Stated problem
Find the word "name" in the records below. List each line containing it.

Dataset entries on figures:

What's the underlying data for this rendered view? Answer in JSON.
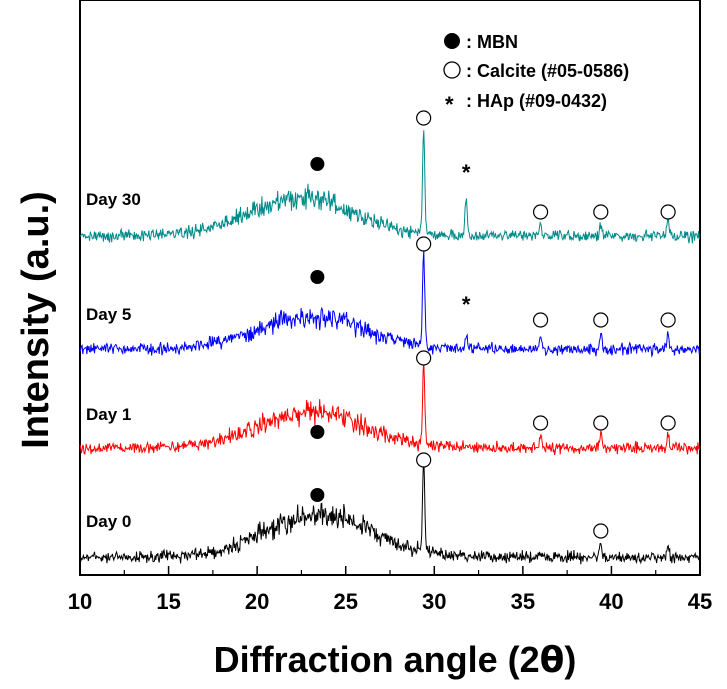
{
  "chart_data": {
    "type": "line",
    "xlabel_main": "Diffraction angle (2",
    "xlabel_theta": "θ",
    "xlabel_close": ")",
    "ylabel": "Intensity (a.u.)",
    "xlim": [
      10,
      45
    ],
    "x_ticks": [
      "10",
      "15",
      "20",
      "25",
      "30",
      "35",
      "40",
      "45"
    ],
    "legend": [
      {
        "marker": "filled-circle",
        "label": ": MBN"
      },
      {
        "marker": "open-circle",
        "label": ": Calcite (#05-0586)"
      },
      {
        "marker": "asterisk",
        "label": ": HAp (#09-0432)"
      }
    ],
    "series": [
      {
        "name": "Day 0",
        "color": "#000000",
        "amorphous_hump_center": 23.5,
        "peaks": [
          [
            29.4,
            "strong"
          ],
          [
            39.4,
            "weak"
          ],
          [
            43.2,
            "weak"
          ]
        ],
        "markers": [
          {
            "type": "filled-circle",
            "x": 23.4
          },
          {
            "type": "open-circle",
            "x": 29.4
          },
          {
            "type": "open-circle",
            "x": 39.4
          }
        ]
      },
      {
        "name": "Day 1",
        "color": "#ff0000",
        "amorphous_hump_center": 23.0,
        "peaks": [
          [
            29.4,
            "strong"
          ],
          [
            36.0,
            "weak"
          ],
          [
            39.4,
            "weak"
          ],
          [
            43.2,
            "weak"
          ]
        ],
        "markers": [
          {
            "type": "filled-circle",
            "x": 23.4
          },
          {
            "type": "open-circle",
            "x": 29.4
          },
          {
            "type": "open-circle",
            "x": 36.0
          },
          {
            "type": "open-circle",
            "x": 39.4
          },
          {
            "type": "open-circle",
            "x": 43.2
          }
        ]
      },
      {
        "name": "Day 5",
        "color": "#0000ff",
        "amorphous_hump_center": 23.0,
        "peaks": [
          [
            29.4,
            "strong"
          ],
          [
            31.8,
            "weak"
          ],
          [
            36.0,
            "weak"
          ],
          [
            39.4,
            "weak"
          ],
          [
            43.2,
            "weak"
          ]
        ],
        "markers": [
          {
            "type": "filled-circle",
            "x": 23.4
          },
          {
            "type": "open-circle",
            "x": 29.4
          },
          {
            "type": "asterisk",
            "x": 31.8
          },
          {
            "type": "open-circle",
            "x": 36.0
          },
          {
            "type": "open-circle",
            "x": 39.4
          },
          {
            "type": "open-circle",
            "x": 43.2
          }
        ]
      },
      {
        "name": "Day 30",
        "color": "#008b8b",
        "amorphous_hump_center": 22.5,
        "peaks": [
          [
            29.4,
            "strong"
          ],
          [
            31.8,
            "medium"
          ],
          [
            36.0,
            "weak"
          ],
          [
            39.4,
            "weak"
          ],
          [
            43.2,
            "weak"
          ]
        ],
        "markers": [
          {
            "type": "filled-circle",
            "x": 23.4
          },
          {
            "type": "open-circle",
            "x": 29.4
          },
          {
            "type": "asterisk",
            "x": 31.8
          },
          {
            "type": "open-circle",
            "x": 36.0
          },
          {
            "type": "open-circle",
            "x": 39.4
          },
          {
            "type": "open-circle",
            "x": 43.2
          }
        ]
      }
    ]
  }
}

Finished answer
        "name": "Day 0",
        "name": "Day 1",
        "name": "Day 5",
        "name": "Day 30",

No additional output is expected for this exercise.